> **Required work**
Locate the word "支持大文件" in the entries below, then gather every line that holds it.

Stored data
##############################
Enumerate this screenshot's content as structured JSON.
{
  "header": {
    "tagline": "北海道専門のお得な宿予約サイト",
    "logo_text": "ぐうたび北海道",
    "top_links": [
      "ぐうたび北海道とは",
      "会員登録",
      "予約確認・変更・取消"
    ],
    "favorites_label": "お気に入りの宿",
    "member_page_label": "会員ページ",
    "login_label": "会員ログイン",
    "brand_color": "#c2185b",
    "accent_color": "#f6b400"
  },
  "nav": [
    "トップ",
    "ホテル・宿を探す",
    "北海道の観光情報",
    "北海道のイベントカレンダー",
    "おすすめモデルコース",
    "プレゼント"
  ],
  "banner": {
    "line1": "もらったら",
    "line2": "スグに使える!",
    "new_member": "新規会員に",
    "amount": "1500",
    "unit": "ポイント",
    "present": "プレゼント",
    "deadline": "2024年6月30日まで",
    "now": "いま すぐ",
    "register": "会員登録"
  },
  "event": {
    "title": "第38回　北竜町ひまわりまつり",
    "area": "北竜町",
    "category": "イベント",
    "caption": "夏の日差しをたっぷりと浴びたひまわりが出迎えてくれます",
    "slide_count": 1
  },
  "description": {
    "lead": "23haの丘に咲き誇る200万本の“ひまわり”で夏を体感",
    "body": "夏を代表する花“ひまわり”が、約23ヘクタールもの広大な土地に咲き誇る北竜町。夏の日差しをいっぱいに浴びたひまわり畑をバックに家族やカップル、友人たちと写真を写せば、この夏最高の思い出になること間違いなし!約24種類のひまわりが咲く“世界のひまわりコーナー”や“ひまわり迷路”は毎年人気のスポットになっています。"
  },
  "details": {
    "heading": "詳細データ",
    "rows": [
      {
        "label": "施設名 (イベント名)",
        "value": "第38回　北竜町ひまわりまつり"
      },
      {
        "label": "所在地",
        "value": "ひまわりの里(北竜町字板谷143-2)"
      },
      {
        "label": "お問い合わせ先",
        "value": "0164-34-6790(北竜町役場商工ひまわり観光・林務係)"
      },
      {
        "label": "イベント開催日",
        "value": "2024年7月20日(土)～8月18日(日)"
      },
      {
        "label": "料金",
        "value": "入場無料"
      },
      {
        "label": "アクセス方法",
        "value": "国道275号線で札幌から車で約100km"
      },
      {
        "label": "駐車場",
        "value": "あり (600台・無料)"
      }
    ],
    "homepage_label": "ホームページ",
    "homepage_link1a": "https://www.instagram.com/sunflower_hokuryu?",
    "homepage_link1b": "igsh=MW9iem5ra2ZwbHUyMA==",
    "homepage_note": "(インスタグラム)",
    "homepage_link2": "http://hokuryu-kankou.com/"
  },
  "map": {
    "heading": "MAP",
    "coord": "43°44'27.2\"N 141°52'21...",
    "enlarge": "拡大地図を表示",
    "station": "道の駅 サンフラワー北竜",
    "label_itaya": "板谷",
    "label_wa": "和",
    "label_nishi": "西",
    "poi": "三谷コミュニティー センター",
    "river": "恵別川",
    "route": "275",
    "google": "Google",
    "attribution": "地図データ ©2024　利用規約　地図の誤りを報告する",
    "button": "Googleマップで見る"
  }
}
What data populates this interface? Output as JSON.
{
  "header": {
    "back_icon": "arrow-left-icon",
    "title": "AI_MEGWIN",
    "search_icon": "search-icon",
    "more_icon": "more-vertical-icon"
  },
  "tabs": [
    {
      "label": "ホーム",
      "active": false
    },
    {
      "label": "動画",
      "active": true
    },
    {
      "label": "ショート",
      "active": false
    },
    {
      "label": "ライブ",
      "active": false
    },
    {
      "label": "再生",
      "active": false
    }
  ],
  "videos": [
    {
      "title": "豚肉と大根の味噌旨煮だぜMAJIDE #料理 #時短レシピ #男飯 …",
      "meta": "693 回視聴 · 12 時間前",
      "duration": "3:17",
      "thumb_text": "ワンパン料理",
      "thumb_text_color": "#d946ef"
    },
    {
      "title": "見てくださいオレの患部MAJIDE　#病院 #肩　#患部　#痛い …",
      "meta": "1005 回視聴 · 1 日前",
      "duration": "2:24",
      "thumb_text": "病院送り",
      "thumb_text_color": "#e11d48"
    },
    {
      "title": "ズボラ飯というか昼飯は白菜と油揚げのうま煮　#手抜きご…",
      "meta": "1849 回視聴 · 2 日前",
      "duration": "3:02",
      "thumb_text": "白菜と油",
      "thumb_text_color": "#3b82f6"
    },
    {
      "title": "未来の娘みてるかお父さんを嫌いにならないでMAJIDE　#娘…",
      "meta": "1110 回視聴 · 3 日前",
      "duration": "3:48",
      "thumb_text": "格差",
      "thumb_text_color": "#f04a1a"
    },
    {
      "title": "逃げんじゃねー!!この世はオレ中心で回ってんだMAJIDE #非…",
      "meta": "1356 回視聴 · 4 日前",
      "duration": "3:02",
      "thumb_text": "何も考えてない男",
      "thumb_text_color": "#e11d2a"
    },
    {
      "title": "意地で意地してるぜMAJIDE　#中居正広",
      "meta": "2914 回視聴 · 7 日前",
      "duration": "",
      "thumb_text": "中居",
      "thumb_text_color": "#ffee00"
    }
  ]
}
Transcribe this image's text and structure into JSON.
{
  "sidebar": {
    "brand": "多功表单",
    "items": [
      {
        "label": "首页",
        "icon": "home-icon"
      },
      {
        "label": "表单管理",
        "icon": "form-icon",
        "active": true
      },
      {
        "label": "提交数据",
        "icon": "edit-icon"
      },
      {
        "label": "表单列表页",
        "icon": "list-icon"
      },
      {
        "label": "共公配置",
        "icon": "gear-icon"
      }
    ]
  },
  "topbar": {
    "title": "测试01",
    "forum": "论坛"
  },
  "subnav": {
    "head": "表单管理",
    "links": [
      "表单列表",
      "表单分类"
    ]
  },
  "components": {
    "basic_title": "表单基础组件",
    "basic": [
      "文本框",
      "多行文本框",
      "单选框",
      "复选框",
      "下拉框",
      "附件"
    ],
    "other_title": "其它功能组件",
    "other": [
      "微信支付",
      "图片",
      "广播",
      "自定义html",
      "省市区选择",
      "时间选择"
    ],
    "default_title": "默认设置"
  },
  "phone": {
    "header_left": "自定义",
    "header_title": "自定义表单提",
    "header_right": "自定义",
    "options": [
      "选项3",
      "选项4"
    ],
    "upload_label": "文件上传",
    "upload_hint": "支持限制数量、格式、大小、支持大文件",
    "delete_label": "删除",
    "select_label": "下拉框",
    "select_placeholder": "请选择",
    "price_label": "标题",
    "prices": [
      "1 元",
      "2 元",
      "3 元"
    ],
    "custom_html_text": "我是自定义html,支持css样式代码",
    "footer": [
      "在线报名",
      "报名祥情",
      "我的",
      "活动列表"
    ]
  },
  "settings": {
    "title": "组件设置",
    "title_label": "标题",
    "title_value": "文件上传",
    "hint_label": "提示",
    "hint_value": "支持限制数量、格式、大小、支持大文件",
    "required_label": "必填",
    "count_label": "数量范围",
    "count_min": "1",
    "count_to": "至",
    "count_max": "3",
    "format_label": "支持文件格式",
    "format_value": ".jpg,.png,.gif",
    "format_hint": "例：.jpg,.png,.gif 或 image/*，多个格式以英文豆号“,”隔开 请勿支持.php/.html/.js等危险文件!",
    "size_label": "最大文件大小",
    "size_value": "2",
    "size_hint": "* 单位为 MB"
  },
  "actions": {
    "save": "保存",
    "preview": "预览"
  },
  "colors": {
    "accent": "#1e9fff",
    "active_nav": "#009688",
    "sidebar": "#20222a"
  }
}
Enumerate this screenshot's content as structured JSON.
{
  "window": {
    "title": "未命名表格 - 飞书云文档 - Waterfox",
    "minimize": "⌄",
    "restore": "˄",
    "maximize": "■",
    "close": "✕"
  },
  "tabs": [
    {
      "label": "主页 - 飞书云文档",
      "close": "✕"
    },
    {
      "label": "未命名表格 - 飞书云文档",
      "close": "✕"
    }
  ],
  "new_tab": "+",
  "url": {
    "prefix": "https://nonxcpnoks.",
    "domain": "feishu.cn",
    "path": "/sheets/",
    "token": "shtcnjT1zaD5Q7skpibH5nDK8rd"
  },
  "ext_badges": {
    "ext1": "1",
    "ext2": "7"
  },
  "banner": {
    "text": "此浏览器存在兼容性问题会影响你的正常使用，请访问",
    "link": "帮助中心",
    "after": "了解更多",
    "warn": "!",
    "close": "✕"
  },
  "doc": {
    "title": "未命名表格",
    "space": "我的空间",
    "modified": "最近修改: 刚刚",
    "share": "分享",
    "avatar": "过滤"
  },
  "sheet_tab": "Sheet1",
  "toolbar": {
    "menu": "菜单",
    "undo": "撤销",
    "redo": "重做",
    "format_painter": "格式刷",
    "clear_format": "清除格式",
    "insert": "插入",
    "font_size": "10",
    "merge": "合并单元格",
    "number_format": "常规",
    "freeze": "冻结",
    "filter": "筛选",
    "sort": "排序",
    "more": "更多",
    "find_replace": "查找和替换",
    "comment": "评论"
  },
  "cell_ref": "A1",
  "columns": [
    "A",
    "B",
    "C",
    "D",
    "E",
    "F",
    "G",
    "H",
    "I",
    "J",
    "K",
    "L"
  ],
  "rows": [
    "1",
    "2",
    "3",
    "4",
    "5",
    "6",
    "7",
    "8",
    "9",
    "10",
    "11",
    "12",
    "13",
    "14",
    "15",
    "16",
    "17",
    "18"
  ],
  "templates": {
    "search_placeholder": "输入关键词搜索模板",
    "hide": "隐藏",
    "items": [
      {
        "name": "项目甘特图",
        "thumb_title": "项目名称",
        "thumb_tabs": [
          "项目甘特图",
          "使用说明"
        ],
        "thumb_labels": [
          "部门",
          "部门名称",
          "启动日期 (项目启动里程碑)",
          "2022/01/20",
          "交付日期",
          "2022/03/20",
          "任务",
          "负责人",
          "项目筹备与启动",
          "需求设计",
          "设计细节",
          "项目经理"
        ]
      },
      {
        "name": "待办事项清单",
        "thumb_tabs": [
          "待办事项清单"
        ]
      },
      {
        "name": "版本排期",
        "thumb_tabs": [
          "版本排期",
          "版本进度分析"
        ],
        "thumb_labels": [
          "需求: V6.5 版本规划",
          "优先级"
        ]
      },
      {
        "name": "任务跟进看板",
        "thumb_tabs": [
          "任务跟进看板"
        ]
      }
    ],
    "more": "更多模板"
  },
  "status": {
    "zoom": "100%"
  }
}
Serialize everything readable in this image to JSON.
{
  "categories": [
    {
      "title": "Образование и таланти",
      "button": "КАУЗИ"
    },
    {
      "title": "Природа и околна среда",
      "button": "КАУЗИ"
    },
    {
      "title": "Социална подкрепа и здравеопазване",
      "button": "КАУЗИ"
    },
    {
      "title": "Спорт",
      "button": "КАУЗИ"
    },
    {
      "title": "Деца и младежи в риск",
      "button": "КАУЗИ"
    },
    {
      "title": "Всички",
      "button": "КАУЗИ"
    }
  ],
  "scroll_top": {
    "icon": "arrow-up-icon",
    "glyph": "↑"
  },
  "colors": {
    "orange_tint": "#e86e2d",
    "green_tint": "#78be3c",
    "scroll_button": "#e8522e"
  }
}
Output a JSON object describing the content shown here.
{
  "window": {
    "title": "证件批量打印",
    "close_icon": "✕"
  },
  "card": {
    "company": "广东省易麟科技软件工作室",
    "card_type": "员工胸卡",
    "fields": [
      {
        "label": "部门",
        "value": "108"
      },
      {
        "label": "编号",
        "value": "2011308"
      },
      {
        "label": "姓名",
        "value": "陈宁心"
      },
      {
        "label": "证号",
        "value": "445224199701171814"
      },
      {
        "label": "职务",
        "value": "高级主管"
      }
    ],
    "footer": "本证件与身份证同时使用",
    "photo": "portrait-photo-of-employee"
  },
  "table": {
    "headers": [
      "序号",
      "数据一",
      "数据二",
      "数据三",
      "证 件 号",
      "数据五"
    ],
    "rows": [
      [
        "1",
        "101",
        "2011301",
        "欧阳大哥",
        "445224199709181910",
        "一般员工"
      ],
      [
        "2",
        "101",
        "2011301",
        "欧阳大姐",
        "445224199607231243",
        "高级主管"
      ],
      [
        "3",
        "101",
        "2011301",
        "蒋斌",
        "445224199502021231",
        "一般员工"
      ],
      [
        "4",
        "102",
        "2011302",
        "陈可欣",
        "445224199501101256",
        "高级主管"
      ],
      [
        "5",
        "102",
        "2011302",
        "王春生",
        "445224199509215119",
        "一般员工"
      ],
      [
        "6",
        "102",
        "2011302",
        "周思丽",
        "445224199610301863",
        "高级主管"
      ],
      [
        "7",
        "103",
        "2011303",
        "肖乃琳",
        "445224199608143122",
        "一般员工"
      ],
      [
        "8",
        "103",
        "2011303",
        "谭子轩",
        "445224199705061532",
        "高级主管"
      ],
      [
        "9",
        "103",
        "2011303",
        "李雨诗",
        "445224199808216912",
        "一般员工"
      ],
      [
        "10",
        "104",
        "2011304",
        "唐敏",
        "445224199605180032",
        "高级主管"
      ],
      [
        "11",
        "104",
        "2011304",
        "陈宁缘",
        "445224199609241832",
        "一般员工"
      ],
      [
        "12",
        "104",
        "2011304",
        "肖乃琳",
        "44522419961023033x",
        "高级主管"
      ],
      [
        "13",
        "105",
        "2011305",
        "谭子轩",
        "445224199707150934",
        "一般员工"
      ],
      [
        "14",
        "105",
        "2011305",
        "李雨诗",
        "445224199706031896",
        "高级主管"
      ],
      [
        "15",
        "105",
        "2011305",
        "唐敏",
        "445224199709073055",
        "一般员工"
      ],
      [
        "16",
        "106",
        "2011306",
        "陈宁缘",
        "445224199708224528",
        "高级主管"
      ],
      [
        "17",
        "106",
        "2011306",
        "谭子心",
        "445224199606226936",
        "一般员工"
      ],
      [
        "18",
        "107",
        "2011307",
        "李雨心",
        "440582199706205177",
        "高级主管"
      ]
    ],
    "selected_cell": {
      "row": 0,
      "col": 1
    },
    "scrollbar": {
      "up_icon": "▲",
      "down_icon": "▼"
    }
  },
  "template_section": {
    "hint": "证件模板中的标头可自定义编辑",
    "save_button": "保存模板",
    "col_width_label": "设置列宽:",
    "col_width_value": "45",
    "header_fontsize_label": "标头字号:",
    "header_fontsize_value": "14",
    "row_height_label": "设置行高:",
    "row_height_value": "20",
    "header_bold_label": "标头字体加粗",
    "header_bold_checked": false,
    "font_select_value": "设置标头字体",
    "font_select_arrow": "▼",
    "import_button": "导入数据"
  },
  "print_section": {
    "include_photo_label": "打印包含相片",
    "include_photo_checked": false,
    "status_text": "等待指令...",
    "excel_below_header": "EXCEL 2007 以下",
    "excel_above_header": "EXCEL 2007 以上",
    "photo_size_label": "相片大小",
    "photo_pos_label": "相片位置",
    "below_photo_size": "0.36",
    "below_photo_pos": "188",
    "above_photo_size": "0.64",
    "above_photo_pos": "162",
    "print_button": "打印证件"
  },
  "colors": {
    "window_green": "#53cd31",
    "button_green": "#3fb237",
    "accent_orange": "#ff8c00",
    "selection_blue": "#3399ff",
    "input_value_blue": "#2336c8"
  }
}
##############################
> **Task solution**
    "upload_hint": "支持限制数量、格式、大小、支持大文件",
    "hint_value": "支持限制数量、格式、大小、支持大文件",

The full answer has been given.